-- PROMPT --
Count lines with the string "color" in them. State the number alone.

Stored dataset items
● ● ● ●
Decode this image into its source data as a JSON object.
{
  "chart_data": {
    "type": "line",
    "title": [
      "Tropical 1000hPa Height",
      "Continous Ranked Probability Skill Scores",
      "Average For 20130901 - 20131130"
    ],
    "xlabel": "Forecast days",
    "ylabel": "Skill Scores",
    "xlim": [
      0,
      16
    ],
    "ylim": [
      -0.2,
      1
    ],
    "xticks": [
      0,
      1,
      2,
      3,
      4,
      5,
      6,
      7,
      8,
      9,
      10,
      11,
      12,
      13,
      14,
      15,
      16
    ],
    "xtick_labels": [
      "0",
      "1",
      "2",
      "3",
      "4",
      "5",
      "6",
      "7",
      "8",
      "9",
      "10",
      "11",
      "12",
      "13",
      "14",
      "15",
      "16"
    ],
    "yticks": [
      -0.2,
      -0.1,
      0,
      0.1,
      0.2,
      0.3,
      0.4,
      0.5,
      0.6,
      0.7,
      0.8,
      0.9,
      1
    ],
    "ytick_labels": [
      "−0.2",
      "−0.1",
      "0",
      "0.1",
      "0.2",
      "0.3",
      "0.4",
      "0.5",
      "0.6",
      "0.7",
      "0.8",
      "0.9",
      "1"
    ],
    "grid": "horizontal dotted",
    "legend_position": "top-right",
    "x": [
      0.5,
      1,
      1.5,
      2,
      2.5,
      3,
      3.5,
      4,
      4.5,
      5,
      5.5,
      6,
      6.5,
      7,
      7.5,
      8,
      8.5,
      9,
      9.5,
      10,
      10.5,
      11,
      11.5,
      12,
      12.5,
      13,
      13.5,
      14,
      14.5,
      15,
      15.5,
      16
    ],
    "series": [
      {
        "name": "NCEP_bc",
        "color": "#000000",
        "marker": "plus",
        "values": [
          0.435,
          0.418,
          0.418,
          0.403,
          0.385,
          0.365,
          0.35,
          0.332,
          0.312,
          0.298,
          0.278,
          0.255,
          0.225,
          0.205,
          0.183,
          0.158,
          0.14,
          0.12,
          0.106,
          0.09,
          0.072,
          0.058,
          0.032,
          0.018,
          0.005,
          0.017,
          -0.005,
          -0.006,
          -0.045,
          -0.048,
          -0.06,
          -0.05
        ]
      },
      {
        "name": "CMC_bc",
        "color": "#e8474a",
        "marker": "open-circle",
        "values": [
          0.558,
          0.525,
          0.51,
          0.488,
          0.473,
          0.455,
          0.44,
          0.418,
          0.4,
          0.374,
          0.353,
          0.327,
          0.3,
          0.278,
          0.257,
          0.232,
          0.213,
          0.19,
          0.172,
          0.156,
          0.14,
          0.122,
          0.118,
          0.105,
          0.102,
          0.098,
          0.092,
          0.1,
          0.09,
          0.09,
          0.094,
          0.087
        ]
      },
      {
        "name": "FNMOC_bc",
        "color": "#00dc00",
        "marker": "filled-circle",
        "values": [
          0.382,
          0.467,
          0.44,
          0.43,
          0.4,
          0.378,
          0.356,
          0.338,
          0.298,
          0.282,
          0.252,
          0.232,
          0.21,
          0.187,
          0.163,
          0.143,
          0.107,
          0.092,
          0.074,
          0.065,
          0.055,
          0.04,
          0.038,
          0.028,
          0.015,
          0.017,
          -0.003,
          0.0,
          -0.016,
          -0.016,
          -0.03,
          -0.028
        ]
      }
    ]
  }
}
● ● ● ●
-- WRITTEN RESPONSE --
3